Repeat the listing below in full, exactly as it stands.
═════ INPUT RECORDS
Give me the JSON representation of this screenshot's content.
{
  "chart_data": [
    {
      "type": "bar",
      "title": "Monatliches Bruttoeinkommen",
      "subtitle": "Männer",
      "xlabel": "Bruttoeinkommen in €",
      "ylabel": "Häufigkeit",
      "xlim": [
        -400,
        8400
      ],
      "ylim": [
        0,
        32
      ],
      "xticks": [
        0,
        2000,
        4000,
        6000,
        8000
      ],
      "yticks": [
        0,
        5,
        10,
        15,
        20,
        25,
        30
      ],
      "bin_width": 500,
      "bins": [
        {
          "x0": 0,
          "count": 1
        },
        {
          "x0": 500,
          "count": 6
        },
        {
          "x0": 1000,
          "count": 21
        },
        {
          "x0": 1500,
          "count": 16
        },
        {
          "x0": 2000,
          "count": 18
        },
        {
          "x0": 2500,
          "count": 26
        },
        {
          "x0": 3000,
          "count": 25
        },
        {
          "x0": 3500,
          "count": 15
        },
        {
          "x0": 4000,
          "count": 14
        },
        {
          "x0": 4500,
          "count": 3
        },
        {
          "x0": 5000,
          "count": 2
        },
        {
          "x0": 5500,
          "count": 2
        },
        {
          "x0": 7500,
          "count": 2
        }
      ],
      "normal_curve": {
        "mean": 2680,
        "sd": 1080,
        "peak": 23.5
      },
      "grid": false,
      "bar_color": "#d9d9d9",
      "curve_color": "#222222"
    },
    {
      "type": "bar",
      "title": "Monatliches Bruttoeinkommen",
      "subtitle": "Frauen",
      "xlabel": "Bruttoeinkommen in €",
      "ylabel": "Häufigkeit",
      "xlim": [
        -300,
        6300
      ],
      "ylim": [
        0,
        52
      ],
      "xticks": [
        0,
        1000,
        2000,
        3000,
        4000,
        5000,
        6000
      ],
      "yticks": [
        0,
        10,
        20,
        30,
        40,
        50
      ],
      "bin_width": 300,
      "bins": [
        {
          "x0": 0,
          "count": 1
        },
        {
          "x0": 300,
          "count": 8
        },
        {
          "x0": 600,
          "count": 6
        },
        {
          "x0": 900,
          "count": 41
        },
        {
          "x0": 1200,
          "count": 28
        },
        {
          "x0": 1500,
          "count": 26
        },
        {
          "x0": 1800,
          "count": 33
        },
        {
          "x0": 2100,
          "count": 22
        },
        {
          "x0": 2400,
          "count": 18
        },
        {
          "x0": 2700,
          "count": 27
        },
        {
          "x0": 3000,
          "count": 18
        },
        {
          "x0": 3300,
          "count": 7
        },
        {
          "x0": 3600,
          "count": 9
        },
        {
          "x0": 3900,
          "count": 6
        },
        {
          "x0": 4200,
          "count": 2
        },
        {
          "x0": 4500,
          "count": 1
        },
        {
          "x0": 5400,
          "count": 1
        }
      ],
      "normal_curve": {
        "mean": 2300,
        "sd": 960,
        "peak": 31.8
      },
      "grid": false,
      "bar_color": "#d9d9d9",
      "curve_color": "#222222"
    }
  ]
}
══════════
→ **TASK RESULT**:
Give me the JSON representation of this screenshot's content.
{
  "chart_data": [
    {
      "type": "bar",
      "title": "Monatliches Bruttoeinkommen",
      "subtitle": "Männer",
      "xlabel": "Bruttoeinkommen in €",
      "ylabel": "Häufigkeit",
      "xlim": [
        -400,
        8400
      ],
      "ylim": [
        0,
        32
      ],
      "xticks": [
        0,
        2000,
        4000,
        6000,
        8000
      ],
      "yticks": [
        0,
        5,
        10,
        15,
        20,
        25,
        30
      ],
      "bin_width": 500,
      "bins": [
        {
          "x0": 0,
          "count": 1
        },
        {
          "x0": 500,
          "count": 6
        },
        {
          "x0": 1000,
          "count": 21
        },
        {
          "x0": 1500,
          "count": 16
        },
        {
          "x0": 2000,
          "count": 18
        },
        {
          "x0": 2500,
          "count": 26
        },
        {
          "x0": 3000,
          "count": 25
        },
        {
          "x0": 3500,
          "count": 15
        },
        {
          "x0": 4000,
          "count": 14
        },
        {
          "x0": 4500,
          "count": 3
        },
        {
          "x0": 5000,
          "count": 2
        },
        {
          "x0": 5500,
          "count": 2
        },
        {
          "x0": 7500,
          "count": 2
        }
      ],
      "normal_curve": {
        "mean": 2680,
        "sd": 1080,
        "peak": 23.5
      },
      "grid": false,
      "bar_color": "#d9d9d9",
      "curve_color": "#222222"
    },
    {
      "type": "bar",
      "title": "Monatliches Bruttoeinkommen",
      "subtitle": "Frauen",
      "xlabel": "Bruttoeinkommen in €",
      "ylabel": "Häufigkeit",
      "xlim": [
        -300,
        6300
      ],
      "ylim": [
        0,
        52
      ],
      "xticks": [
        0,
        1000,
        2000,
        3000,
        4000,
        5000,
        6000
      ],
      "yticks": [
        0,
        10,
        20,
        30,
        40,
        50
      ],
      "bin_width": 300,
      "bins": [
        {
          "x0": 0,
          "count": 1
        },
        {
          "x0": 300,
          "count": 8
        },
        {
          "x0": 600,
          "count": 6
        },
        {
          "x0": 900,
          "count": 41
        },
        {
          "x0": 1200,
          "count": 28
        },
        {
          "x0": 1500,
          "count": 26
        },
        {
          "x0": 1800,
          "count": 33
        },
        {
          "x0": 2100,
          "count": 22
        },
        {
          "x0": 2400,
          "count": 18
        },
        {
          "x0": 2700,
          "count": 27
        },
        {
          "x0": 3000,
          "count": 18
        },
        {
          "x0": 3300,
          "count": 7
        },
        {
          "x0": 3600,
          "count": 9
        },
        {
          "x0": 3900,
          "count": 6
        },
        {
          "x0": 4200,
          "count": 2
        },
        {
          "x0": 4500,
          "count": 1
        },
        {
          "x0": 5400,
          "count": 1
        }
      ],
      "normal_curve": {
        "mean": 2300,
        "sd": 960,
        "peak": 31.8
      },
      "grid": false,
      "bar_color": "#d9d9d9",
      "curve_color": "#222222"
    }
  ]
}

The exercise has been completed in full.